>> Begin

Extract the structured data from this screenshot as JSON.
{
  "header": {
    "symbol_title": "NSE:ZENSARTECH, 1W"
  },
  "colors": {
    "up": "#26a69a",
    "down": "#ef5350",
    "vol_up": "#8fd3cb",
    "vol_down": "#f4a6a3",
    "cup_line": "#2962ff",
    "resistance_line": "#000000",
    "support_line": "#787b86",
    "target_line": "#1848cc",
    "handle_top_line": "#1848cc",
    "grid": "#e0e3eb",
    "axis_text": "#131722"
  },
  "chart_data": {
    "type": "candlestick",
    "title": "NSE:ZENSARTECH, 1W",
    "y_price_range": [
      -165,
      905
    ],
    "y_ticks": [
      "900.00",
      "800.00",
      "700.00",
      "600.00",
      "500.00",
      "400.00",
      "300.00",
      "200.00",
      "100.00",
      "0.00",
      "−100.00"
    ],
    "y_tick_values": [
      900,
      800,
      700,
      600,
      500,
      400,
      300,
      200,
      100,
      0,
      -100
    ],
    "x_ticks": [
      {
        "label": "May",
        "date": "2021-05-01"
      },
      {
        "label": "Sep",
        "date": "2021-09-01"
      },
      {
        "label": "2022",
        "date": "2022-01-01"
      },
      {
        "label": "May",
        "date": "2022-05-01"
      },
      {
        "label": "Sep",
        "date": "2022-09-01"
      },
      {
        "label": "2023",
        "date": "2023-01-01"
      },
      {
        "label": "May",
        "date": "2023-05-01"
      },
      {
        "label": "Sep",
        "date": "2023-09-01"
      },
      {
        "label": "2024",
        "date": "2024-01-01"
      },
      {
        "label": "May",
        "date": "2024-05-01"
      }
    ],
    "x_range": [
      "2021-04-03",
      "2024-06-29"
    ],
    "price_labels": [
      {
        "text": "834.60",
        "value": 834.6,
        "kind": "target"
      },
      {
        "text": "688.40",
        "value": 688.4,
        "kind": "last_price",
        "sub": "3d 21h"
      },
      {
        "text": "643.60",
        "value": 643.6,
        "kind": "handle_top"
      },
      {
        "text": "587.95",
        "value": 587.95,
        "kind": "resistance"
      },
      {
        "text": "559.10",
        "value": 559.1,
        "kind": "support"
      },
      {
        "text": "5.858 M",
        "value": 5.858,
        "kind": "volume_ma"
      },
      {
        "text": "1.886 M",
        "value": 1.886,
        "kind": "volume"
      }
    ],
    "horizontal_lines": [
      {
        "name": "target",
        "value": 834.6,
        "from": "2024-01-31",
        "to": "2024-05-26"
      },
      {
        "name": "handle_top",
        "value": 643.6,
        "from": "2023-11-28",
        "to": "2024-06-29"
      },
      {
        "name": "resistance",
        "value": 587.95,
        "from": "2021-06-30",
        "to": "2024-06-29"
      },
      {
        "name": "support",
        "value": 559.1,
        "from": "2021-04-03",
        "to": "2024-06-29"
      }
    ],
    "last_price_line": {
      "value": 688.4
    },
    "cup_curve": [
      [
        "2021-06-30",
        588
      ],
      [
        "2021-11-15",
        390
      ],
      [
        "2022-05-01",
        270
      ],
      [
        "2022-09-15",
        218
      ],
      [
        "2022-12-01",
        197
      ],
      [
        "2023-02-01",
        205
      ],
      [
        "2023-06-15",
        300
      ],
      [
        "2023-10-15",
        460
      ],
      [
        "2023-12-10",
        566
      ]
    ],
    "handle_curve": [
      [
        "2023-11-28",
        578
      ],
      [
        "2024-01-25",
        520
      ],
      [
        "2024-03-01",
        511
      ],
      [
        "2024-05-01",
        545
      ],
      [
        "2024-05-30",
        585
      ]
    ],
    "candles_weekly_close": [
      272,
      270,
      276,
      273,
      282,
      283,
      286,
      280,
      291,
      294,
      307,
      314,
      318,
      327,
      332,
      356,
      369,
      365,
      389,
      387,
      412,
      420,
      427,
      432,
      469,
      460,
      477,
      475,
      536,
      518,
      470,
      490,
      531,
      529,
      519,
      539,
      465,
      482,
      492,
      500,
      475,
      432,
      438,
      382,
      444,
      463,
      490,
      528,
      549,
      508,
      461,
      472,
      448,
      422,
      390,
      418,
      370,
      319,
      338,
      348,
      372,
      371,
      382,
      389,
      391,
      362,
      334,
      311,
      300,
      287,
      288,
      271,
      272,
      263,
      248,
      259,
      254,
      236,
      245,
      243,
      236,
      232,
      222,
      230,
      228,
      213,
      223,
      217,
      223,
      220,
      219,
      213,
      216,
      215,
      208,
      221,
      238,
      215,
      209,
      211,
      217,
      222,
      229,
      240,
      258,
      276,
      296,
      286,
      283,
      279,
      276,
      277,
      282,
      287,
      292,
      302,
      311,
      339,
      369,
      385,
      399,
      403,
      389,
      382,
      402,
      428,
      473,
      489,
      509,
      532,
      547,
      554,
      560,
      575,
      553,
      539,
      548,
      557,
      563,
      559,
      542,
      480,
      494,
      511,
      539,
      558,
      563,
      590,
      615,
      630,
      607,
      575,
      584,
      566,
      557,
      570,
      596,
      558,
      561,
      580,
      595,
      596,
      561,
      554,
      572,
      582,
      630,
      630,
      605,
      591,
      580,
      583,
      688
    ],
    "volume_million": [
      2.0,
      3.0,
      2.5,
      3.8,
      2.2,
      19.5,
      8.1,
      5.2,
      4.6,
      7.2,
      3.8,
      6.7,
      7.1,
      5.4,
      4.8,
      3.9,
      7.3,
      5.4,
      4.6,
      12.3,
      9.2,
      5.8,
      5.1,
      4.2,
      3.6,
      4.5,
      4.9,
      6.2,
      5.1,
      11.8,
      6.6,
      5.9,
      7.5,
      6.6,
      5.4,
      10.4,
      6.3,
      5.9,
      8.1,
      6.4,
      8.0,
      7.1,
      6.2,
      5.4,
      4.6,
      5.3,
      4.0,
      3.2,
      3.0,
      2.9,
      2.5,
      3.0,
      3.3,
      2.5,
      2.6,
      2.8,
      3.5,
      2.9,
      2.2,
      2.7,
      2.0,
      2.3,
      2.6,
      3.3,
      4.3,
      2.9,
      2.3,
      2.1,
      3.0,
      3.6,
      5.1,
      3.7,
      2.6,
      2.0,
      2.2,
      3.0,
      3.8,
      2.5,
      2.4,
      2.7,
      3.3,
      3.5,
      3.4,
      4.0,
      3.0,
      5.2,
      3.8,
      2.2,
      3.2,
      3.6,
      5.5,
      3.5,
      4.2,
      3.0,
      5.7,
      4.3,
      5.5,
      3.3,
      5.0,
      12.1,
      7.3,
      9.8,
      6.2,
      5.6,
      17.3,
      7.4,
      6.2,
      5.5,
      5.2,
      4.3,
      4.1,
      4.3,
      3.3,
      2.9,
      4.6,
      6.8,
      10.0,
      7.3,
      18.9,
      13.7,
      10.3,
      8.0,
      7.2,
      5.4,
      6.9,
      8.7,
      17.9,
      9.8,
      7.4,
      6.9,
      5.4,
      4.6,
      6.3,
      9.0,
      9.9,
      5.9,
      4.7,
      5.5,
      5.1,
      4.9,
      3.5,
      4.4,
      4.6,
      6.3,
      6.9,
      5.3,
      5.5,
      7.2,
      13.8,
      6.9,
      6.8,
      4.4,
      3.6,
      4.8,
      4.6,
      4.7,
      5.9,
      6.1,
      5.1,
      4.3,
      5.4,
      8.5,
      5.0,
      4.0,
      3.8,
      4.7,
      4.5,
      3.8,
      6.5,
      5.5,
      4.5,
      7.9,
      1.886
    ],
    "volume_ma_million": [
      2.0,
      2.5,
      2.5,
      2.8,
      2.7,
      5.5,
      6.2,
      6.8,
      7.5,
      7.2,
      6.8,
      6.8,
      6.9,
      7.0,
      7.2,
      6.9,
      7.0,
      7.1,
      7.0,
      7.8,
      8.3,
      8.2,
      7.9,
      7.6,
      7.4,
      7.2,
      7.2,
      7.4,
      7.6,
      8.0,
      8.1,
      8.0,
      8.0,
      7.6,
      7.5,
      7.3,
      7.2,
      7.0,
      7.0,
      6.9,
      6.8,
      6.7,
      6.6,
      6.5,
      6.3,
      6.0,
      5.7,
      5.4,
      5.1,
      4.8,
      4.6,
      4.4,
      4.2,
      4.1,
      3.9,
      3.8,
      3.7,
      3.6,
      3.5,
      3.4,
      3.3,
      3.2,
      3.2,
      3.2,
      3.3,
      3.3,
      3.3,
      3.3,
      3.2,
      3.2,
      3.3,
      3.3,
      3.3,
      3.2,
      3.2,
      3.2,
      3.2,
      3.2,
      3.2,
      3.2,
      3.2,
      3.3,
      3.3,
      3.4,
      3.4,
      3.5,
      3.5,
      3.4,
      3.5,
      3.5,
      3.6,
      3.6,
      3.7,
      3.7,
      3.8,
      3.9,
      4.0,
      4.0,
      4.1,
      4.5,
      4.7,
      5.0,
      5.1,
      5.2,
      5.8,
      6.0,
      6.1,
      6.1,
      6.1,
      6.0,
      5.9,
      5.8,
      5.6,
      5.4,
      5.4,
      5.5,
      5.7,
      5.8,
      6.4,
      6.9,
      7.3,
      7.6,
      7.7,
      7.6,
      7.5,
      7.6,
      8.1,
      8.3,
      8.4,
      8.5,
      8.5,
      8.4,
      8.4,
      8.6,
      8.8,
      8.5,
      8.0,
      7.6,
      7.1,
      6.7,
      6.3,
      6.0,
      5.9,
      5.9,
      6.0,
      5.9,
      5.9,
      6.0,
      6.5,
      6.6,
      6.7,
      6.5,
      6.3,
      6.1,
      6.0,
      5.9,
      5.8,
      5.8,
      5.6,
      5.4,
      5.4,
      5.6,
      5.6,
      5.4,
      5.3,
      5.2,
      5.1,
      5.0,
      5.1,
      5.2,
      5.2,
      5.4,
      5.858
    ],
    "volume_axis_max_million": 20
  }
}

>> End

- _SET EXERCISE_: Using the entries above, state how many lines include the word "name", with no other words.

- _SOLVED PROBLEM_: 4